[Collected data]
* * * * * * * * *

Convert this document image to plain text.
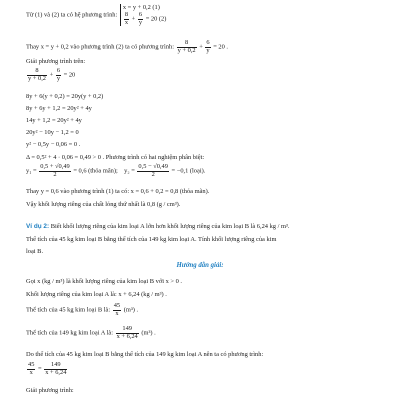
Từ (1) và (2) ta có hệ phương trình:
x = y + 0,2 (1)
$\frac{8}{x} + \frac{6}{y} = 20$ (2)
Thay x = y + 0,2 vào phương trình (2) ta có phương trình: $\frac{8}{y + 0,2} + \frac{6}{y} = 20$ .
Giải phương trình trên:
$\frac{8}{y + 0,2} + \frac{6}{y} = 20$
8y + 6(y + 0,2) = 20y(y + 0,2)
8y + 6y + 1,2 = 20y² + 4y
14y + 1,2 = 20y² + 4y
20y² − 10y − 1,2 = 0
y² − 0,5y − 0,06 = 0 .
Δ = 0,5² + 4 · 0,06 = 0,49 > 0 . Phương trình có hai nghiệm phân biệt:
$y_1 = \frac{0,5 + √0,49}{2} = 0,6$ (thỏa mãn); $y_2 = \frac{0,5 - √0,49}{2} = -0,1$ (loại).
Thay y = 0,6 vào phương trình (1) ta có: x = 0,6 + 0,2 = 0,8 (thỏa mãn).
Vậy khối lượng riêng của chất lỏng thứ nhất là 0,8 (g / cm³).
Ví dụ 2: Biết khối lượng riêng của kim loại A lớn hơn khối lượng riêng của kim loại B là 6,24 kg / m³.
Thể tích của 45 kg kim loại B bằng thể tích của 149 kg kim loại A. Tính khối lượng riêng của kim
loại B.
Hướng dẫn giải:
Gọi x (kg / m³) là khối lượng riêng của kim loại B với x > 0 .
Khối lượng riêng của kim loại A là: x + 6,24 (kg / m³) .
Thể tích của 45 kg kim loại B là: $\frac{45}{x} (m^3)$ .
Thể tích của 149 kg kim loại A là: $\frac{149}{x + 6,24} (m^3)$ .
Do thể tích của 45 kg kim loại B bằng thể tích của 149 kg kim loại A nên ta có phương trình:
$\frac{45}{x} = \frac{149}{x + 6,24}$
Giải phương trình:
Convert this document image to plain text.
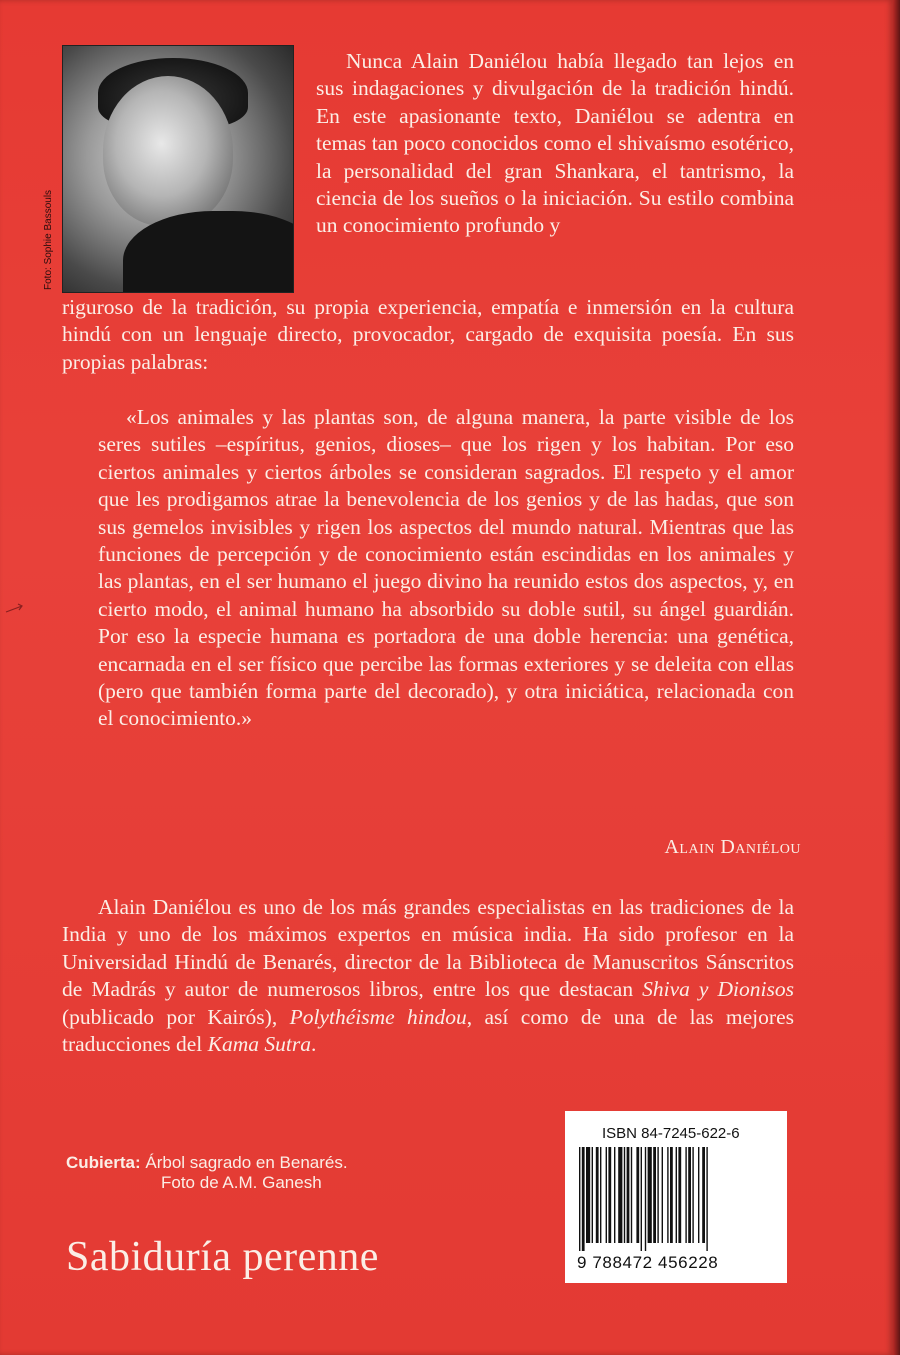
Foto: Sophie Bassouls

Nunca Alain Daniélou había llegado tan lejos en sus indagaciones y divulgación de la tradición hindú. En este apasionante texto, Daniélou se adentra en temas tan poco conocidos como el shivaísmo esotérico, la personalidad del gran Shankara, el tantrismo, la ciencia de los sueños o la iniciación. Su estilo combina un conocimiento profundo y

riguroso de la tradición, su propia experiencia, empatía e inmersión en la cultura hindú con un lenguaje directo, provocador, cargado de exquisita poesía. En sus propias palabras:

«Los animales y las plantas son, de alguna manera, la parte visible de los seres sutiles –espíritus, genios, dioses– que los rigen y los habitan. Por eso ciertos animales y ciertos árboles se consideran sagrados. El respeto y el amor que les prodigamos atrae la benevolencia de los genios y de las hadas, que son sus gemelos invisibles y rigen los aspectos del mundo natural. Mientras que las funciones de percepción y de conocimiento están escindidas en los animales y las plantas, en el ser humano el juego divino ha reunido estos dos aspectos, y, en cierto modo, el animal humano ha absorbido su doble sutil, su ángel guardián. Por eso la especie humana es portadora de una doble herencia: una genética, encarnada en el ser físico que percibe las formas exteriores y se deleita con ellas (pero que también forma parte del decorado), y otra iniciática, relacionada con el conocimiento.»

Alain Daniélou

Alain Daniélou es uno de los más grandes especialistas en las tradiciones de la India y uno de los máximos expertos en música india. Ha sido profesor en la Universidad Hindú de Benarés, director de la Biblioteca de Manuscritos Sánscritos de Madrás y autor de numerosos libros, entre los que destacan Shiva y Dionisos (publicado por Kairós), Polythéisme hindou, así como de una de las mejores traducciones del Kama Sutra.

Cubierta: Árbol sagrado en Benarés.
Foto de A.M. Ganesh
Sabiduría perenne
ISBN 84-7245-622-6
9 788472 456228
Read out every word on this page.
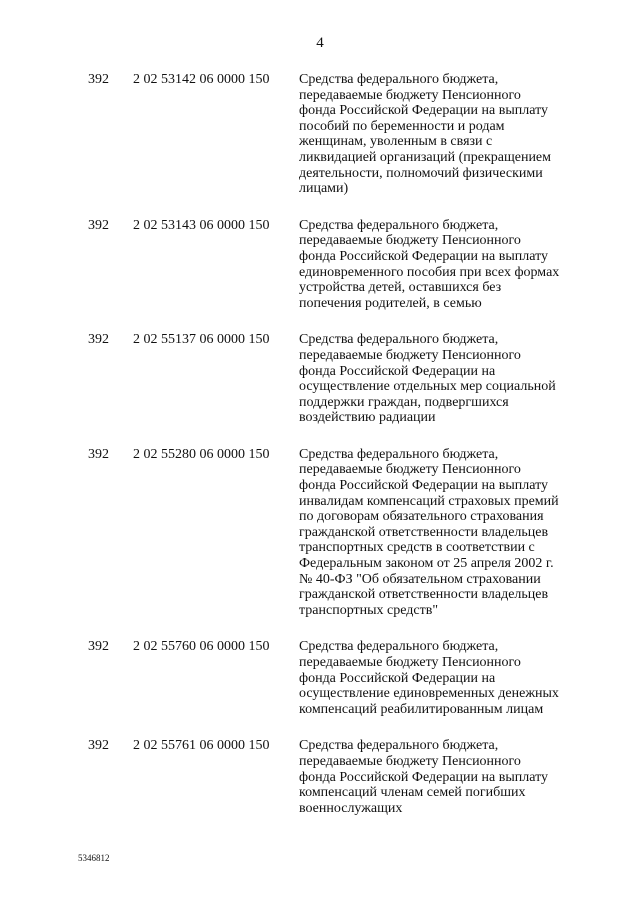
4
392 2 02 53142 06 0000 150 Средства федерального бюджета,
передаваемые бюджету Пенсионного
фонда Российской Федерации на выплату
пособий по беременности и родам
женщинам, уволенным в связи с
ликвидацией организаций (прекращением
деятельности, полномочий физическими
лицами)
392 2 02 53143 06 0000 150 Средства федерального бюджета,
передаваемые бюджету Пенсионного
фонда Российской Федерации на выплату
единовременного пособия при всех формах
устройства детей, оставшихся без
попечения родителей, в семью
392 2 02 55137 06 0000 150 Средства федерального бюджета,
передаваемые бюджету Пенсионного
фонда Российской Федерации на
осуществление отдельных мер социальной
поддержки граждан, подвергшихся
воздействию радиации
392 2 02 55280 06 0000 150 Средства федерального бюджета,
передаваемые бюджету Пенсионного
фонда Российской Федерации на выплату
инвалидам компенсаций страховых премий
по договорам обязательного страхования
гражданской ответственности владельцев
транспортных средств в соответствии с
Федеральным законом от 25 апреля 2002 г.
№ 40-ФЗ "Об обязательном страховании
гражданской ответственности владельцев
транспортных средств"
392 2 02 55760 06 0000 150 Средства федерального бюджета,
передаваемые бюджету Пенсионного
фонда Российской Федерации на
осуществление единовременных денежных
компенсаций реабилитированным лицам
392 2 02 55761 06 0000 150 Средства федерального бюджета,
передаваемые бюджету Пенсионного
фонда Российской Федерации на выплату
компенсаций членам семей погибших
военнослужащих
5346812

* * * * * * * * *

> _SHORT EXERCISE_
Report the number of lines in the entries above that include the string "trình". Give nothing but the number.

> _FINISHED TASK_
7